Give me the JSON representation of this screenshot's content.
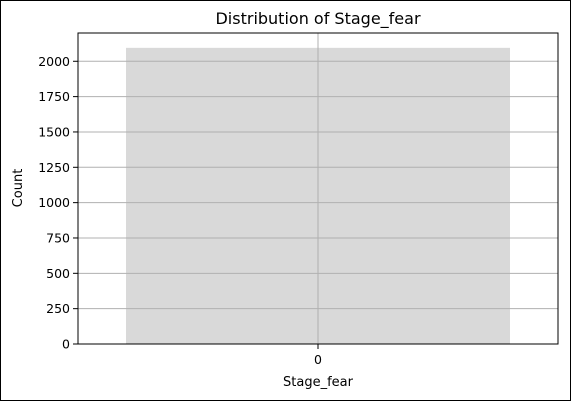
{
  "chart_data": {
    "type": "bar",
    "title": "Distribution of Stage_fear",
    "xlabel": "Stage_fear",
    "ylabel": "Count",
    "categories": [
      "0"
    ],
    "values": [
      2095
    ],
    "ylim": [
      0,
      2200
    ],
    "yticks": [
      "0",
      "250",
      "500",
      "750",
      "1000",
      "1250",
      "1500",
      "1750",
      "2000"
    ],
    "grid": true,
    "bar_color": "#d9d9d9",
    "grid_color": "#b0b0b0"
  }
}
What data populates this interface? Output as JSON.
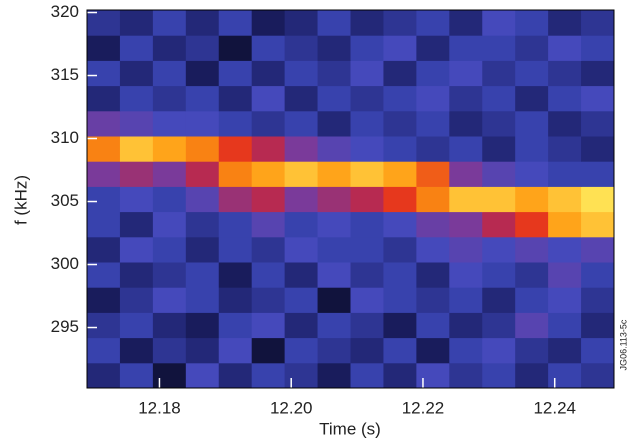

=====

**PROBLEM DETAILS:**
Quote the records above in full, dropping each picture.

**EXERCISE OUTPUT:**
Give me the JSON representation of this screenshot's content.
{
  "chart_data": {
    "type": "bar",
    "title": "Distribution of Stage_fear",
    "xlabel": "Stage_fear",
    "ylabel": "Count",
    "categories": [
      "0"
    ],
    "values": [
      2095
    ],
    "ylim": [
      0,
      2200
    ],
    "yticks": [
      "0",
      "250",
      "500",
      "750",
      "1000",
      "1250",
      "1500",
      "1750",
      "2000"
    ],
    "grid": true,
    "bar_color": "#d9d9d9",
    "grid_color": "#b0b0b0"
  }
}
What data populates this interface? Output as JSON.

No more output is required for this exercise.